**Goal**
Find all lines in the records that include the word "more", and copy them out.

**Available data**
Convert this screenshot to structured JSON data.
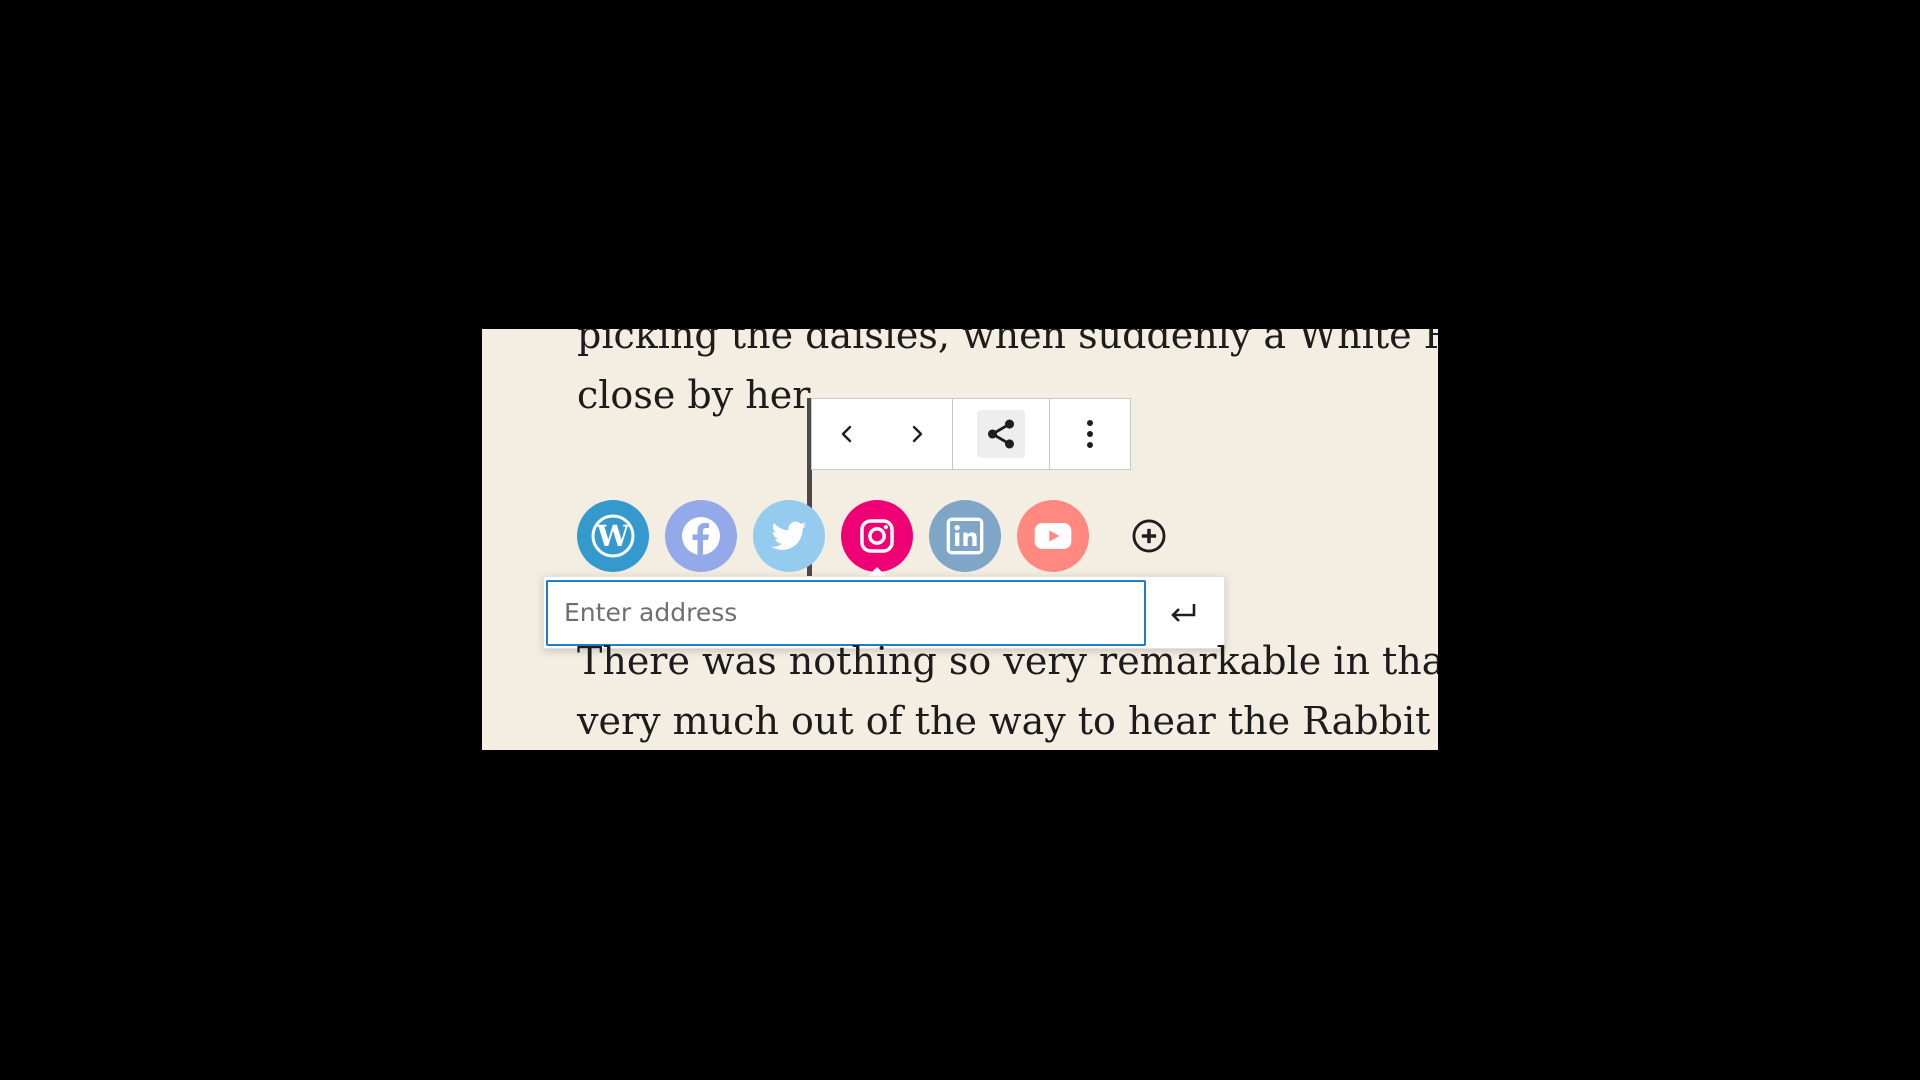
{
  "content": {
    "paragraph_top": "picking the daisies, when suddenly a White Rabbit\nclose by her.",
    "paragraph_bottom": "There was nothing so very remarkable in that; nor\nvery much out of the way to hear the Rabbit say to"
  },
  "toolbar": {
    "buttons": [
      {
        "name": "move-left-button",
        "icon": "chevron-left-icon"
      },
      {
        "name": "move-right-button",
        "icon": "chevron-right-icon"
      },
      {
        "name": "change-block-type-button",
        "icon": "share-icon"
      },
      {
        "name": "more-options-button",
        "icon": "more-vertical-icon"
      }
    ]
  },
  "social_links": [
    {
      "service": "WordPress",
      "icon": "wordpress-icon",
      "color": "#3499cd",
      "active": false
    },
    {
      "service": "Facebook",
      "icon": "facebook-icon",
      "color": "#94a9ea",
      "active": false
    },
    {
      "service": "Twitter",
      "icon": "twitter-icon",
      "color": "#94cbef",
      "active": false
    },
    {
      "service": "Instagram",
      "icon": "instagram-icon",
      "color": "#f00075",
      "active": true
    },
    {
      "service": "LinkedIn",
      "icon": "linkedin-icon",
      "color": "#7fa6c6",
      "active": false
    },
    {
      "service": "YouTube",
      "icon": "youtube-icon",
      "color": "#ff8880",
      "active": false
    }
  ],
  "add_button": {
    "icon": "add-circle-icon"
  },
  "link_popover": {
    "placeholder": "Enter address",
    "value": "",
    "submit_icon": "enter-icon"
  },
  "colors": {
    "page_background": "#f4eee2",
    "letterbox": "#000000",
    "input_focus": "#1e7ec7"
  }
}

**Solution below**
        "name": "more-options-button",
        "icon": "more-vertical-icon"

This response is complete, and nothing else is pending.